**SOURCE DOCUMENT:**
▽

I never claimed it was a general migration utility, just a nice program to grab a text version of threads having a personal interest. Nothing more, nothing less.
What surprises me, I suppose, is the number of Parallax customers that complain about the company's slow adoption of new ideas, like open source or a mainstream language like C, yet cry when the change actually comes. They want all the benefits of keeping up with trends and standards, but with no inconvenience to themselves.
Are you sure these are actual same customers in each case?
I won't miss the ability to post to years-old threads.
Now this is interesting. I recently got an email notification that someone had replied to a post I made on an electronics forum so many years ago that I had forgotten all about the post and the forum!
An interesting conversation ensued.
Who is to say when a topic is "passed it's sell buy date"?
Parallax is dedicated to the idea that it's chips and other products have a long life span. Ergo so should any discussion forum about those products.
Heater. came up with parallax-scrape a while back and put it out on his Github repository. It's a little Node program that worked quite well at the time to generate a text file with everything from a thread. The only reason I say "worked" is the forums upgrade/downgrade may have changed some of the HTML markers it uses to find things. It's worth a try on some of your favorite big threads.
I'm sure he'll be glad to see it resurrected!!
Question from a windows user --
I downloaded a d installed node and downloaded parallax-scrape. How do I actually run it?
I'm not sure how server-intensive the scrape program is, but I suspect that if a lot of people were using it, it might cause a slow-down.
-Phil
A clearer version of my question might be: I have no idea how to use Parallax - scrape from my Windows computer (and not much about using git-hub and even less about js.node). What do I enter and where do I enter it. Step by step would be appreciated.

△

**WHAT IS EXPECTED:** Write a continuation of the forum thread about saving Parallax forum threads, starting after its final post. The entries that follow the forum thread about saving Parallax forum threads are not to be used in any way.

**RAW RECORDS:**
▽

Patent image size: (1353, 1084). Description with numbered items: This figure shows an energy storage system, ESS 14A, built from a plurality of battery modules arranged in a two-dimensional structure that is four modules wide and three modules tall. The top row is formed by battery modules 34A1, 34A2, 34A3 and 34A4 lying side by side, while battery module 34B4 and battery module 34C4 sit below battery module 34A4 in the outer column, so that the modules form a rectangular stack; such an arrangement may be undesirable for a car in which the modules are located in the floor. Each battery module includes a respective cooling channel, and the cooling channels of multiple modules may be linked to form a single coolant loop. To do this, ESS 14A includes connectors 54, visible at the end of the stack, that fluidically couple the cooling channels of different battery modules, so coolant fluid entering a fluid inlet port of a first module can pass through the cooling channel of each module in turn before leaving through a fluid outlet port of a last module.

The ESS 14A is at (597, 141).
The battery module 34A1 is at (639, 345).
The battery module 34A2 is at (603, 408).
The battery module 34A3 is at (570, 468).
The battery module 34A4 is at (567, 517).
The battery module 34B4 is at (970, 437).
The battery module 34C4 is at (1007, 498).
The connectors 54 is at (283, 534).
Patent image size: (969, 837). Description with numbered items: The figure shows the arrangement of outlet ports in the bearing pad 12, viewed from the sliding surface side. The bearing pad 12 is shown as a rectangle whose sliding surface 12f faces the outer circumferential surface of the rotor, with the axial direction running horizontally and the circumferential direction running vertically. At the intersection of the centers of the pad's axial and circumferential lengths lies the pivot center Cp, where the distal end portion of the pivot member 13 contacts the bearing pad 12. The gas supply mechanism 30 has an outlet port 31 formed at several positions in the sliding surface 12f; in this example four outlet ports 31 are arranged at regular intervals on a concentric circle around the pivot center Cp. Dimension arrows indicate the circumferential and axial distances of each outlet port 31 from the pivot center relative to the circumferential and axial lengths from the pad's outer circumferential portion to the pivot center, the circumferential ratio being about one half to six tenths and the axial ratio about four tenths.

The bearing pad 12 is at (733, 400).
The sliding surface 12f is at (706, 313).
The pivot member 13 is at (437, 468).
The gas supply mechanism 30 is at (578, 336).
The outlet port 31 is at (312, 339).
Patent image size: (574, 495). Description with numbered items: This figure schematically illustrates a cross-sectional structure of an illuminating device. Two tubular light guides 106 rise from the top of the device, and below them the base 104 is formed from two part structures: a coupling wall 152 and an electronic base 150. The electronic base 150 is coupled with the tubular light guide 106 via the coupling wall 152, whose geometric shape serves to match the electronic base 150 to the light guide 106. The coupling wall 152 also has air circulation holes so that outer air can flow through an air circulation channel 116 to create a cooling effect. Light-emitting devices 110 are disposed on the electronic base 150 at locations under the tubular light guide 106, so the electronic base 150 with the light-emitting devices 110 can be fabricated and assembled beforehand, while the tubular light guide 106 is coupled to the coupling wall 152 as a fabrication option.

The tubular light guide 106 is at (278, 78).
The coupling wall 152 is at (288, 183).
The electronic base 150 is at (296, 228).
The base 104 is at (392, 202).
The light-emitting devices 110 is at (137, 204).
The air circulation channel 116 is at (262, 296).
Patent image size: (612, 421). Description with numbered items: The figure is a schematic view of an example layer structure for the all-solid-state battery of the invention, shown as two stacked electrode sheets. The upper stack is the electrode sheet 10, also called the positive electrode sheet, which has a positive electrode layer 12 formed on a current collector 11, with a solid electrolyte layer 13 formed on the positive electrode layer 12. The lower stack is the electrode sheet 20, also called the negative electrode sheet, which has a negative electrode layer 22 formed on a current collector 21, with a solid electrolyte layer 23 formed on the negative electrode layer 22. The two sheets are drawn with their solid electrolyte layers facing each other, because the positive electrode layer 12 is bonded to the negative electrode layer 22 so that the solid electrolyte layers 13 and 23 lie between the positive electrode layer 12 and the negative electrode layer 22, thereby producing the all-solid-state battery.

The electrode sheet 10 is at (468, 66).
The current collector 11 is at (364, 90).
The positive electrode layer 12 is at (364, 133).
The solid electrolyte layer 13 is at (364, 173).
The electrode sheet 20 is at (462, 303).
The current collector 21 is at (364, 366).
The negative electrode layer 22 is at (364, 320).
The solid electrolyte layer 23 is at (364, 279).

△

**WRITTEN ANSWER:**
For example in the install section of the readme, it shows 4 "node.js" modules that are required. I have no idea what that means. I did try entering them (copy/paste) at the > prompt, but just got error messages like I noted above.
I don't like asking open ended questions when I'm not even sure what to ask. But I would like to be able to use parallax-scrape.
Thanks
Tom
Let me try and find time on my Windows VM and test all the steps and write them down. It should identical steps regardless of OS but let md try it on windows.
I'm not sure how server-intensive the scrape program is, but I suspect that if a lot of people were using it, it might cause a slow-down.
-Phil
You of course are correct and raise legitimate concern. It is the equivalent of opening up the first page of a thread and clicking the next page numbers at the top/bottom of the page as soon as the page is displayed.
I have no idea how much load that actually places on the server.
1) Go to nodejs.org and install node
2) Go to Github Repository and download the zip (easiest way if you are not familiar with Git)
3) unzip it to some directory
4) Open up a command prompt
5) CD to that directory
6) Follow the steps in the readme.md file displayed on the github repository
You should end up with something like below:
C:\Users\rapost>node -v
v0.12.0
C:\Users\rapost>npm -v
2.5.1
C:\Users\rapost>dir
Volume in drive C has no label.
Volume Serial Number is 4466-6E0A
I hate to say it's that simple but it really is that simple.
I think I've used it to grab three or four big threads. If it's used responsibly, I don't think it is a big burden on the server. If you are collecting a big thread, you can grab it once and then every so often, just go out and grab the new pages. It does allow you to specify a start and end page so you do not need to grab the entire thread every time a few pages are added.
FWIW, I added the re-pagination add-on for FireFox and opened up the Tachyon thread which takes several minutes to read in all the posts as one great big web page which I then save. When I last did this back in November it resulted in a 17MB HTML page + 1.6M folder. Now, this add-on is real simple and it's real simple to use.
parallax-scrape is very specific, I wanted to fetch the thread as plain text, apply whatever formatting I desired and get all the attachments. It's in no way a general purpose tool.
Just for fun I tried it on the Tachyon thread.
I got nearly three megabytes of text file plus about 6 megs of attachments.
Years ago I was able to copy a website, choosing how many pages deep to go. It would put the website in a local folder and I could browse it offline. Can we do that with this forum?
Thanks again. I was able to run parallax-scape. I had a few hiccups until I realized that the Dos window is limited to 6 character file and directory names (at least on my computer it is).
As far as instructions go, I think Rick's description is good for us novices (with the additional reminder about DOS file name length). Heater's description is good for those with a bit more experience, and obviously for those used to such things, as it is currently written works.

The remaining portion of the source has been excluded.